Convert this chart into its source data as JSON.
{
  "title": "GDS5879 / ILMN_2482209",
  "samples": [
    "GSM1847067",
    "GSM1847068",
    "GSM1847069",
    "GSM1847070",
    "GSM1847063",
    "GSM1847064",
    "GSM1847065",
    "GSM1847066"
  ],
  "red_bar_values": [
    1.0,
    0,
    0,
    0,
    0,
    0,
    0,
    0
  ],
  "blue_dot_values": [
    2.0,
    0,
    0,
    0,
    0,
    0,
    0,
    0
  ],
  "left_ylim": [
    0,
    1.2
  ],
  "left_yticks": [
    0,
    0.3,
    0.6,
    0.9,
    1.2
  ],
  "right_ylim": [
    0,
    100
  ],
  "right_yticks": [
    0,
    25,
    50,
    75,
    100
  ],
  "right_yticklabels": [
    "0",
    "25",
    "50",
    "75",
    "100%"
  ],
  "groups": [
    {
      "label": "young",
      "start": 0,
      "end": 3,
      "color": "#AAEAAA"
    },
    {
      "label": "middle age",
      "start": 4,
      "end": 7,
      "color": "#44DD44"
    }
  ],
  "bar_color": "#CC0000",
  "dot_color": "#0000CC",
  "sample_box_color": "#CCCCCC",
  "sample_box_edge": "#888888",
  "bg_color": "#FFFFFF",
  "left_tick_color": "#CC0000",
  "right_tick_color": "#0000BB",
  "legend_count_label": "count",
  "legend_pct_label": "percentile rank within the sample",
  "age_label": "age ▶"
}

--

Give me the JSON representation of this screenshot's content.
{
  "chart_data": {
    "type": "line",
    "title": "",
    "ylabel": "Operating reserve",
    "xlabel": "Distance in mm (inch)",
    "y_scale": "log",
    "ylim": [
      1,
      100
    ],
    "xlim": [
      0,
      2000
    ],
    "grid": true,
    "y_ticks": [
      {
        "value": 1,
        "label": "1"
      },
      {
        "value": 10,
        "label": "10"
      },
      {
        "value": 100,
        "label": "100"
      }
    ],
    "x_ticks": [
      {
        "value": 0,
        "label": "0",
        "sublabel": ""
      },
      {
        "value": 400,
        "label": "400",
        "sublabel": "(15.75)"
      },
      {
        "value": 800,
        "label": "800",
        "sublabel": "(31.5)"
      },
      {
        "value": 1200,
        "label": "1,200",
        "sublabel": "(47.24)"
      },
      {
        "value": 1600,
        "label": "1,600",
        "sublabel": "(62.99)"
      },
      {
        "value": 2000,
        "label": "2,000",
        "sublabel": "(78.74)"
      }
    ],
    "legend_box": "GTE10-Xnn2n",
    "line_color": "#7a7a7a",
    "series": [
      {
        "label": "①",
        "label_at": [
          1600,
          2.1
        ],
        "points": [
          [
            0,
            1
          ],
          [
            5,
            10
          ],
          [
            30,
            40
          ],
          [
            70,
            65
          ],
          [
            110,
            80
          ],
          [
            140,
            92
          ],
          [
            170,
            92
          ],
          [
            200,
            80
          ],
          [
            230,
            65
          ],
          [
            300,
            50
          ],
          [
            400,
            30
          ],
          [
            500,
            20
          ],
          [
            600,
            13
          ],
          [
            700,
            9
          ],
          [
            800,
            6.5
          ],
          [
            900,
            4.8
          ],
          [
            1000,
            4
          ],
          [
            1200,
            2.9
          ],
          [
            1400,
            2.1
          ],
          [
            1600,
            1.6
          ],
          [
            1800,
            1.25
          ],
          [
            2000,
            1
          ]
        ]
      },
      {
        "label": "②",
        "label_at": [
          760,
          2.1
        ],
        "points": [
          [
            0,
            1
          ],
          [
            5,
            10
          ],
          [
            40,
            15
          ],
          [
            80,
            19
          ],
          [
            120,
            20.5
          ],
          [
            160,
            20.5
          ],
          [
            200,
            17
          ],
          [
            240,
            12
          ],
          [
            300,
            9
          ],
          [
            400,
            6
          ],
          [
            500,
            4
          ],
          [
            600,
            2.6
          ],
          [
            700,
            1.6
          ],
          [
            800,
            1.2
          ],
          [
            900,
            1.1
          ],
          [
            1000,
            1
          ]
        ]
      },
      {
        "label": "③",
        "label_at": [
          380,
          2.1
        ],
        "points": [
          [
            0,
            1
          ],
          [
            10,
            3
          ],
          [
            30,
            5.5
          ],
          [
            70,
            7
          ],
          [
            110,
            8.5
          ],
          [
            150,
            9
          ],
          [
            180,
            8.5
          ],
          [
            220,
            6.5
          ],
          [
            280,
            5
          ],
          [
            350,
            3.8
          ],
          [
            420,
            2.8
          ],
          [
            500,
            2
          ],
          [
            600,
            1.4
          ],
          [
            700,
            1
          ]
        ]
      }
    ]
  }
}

Work to be completed:
Search the data above for the string "JSON" and return every line that has it.

Reply to the task:
Convert this chart into its source data as JSON.
Give me the JSON representation of this screenshot's content.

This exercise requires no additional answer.